Reproduce all entries precisely, down to the last character.

Records excerpted from a collection:
---

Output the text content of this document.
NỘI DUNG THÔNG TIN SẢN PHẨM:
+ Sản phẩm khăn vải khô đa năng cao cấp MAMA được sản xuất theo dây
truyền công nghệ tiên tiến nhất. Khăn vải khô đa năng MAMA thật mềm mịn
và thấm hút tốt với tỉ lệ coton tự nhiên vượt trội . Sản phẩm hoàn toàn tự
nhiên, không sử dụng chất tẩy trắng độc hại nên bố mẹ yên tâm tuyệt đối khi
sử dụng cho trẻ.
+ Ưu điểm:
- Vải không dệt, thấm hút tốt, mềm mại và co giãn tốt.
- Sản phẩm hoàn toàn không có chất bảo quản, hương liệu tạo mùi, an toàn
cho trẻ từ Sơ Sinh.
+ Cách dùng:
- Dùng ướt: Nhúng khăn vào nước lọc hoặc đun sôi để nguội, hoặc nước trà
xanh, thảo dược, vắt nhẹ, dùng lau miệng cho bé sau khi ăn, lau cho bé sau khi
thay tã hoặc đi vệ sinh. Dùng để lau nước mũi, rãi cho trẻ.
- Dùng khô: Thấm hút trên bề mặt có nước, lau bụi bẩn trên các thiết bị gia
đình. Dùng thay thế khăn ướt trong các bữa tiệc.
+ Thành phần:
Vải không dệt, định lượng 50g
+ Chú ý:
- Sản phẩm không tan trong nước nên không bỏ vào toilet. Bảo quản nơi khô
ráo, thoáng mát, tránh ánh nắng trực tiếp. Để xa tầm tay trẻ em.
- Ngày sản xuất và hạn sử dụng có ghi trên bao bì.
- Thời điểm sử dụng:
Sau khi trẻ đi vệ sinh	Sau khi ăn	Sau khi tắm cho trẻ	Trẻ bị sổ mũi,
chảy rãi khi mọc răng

---

→ ANSWER TO THE TASK:
Output the text content of this document.
NỘI DUNG THÔNG TIN SẢN PHẨM:
+ Sản phẩm khăn vải khô đa năng cao cấp MAMA được sản xuất theo dây
truyền công nghệ tiên tiến nhất. Khăn vải khô đa năng MAMA thật mềm mịn
và thấm hút tốt với tỉ lệ coton tự nhiên vượt trội . Sản phẩm hoàn toàn tự
nhiên, không sử dụng chất tẩy trắng độc hại nên bố mẹ yên tâm tuyệt đối khi
sử dụng cho trẻ.
+ Ưu điểm:
- Vải không dệt, thấm hút tốt, mềm mại và co giãn tốt.
- Sản phẩm hoàn toàn không có chất bảo quản, hương liệu tạo mùi, an toàn
cho trẻ từ Sơ Sinh.
+ Cách dùng:
- Dùng ướt: Nhúng khăn vào nước lọc hoặc đun sôi để nguội, hoặc nước trà
xanh, thảo dược, vắt nhẹ, dùng lau miệng cho bé sau khi ăn, lau cho bé sau khi
thay tã hoặc đi vệ sinh. Dùng để lau nước mũi, rãi cho trẻ.
- Dùng khô: Thấm hút trên bề mặt có nước, lau bụi bẩn trên các thiết bị gia
đình. Dùng thay thế khăn ướt trong các bữa tiệc.
+ Thành phần:
Vải không dệt, định lượng 50g
+ Chú ý:
- Sản phẩm không tan trong nước nên không bỏ vào toilet. Bảo quản nơi khô
ráo, thoáng mát, tránh ánh nắng trực tiếp. Để xa tầm tay trẻ em.
- Ngày sản xuất và hạn sử dụng có ghi trên bao bì.
- Thời điểm sử dụng:
Sau khi trẻ đi vệ sinh	Sau khi ăn	Sau khi tắm cho trẻ	Trẻ bị sổ mũi,
chảy rãi khi mọc răng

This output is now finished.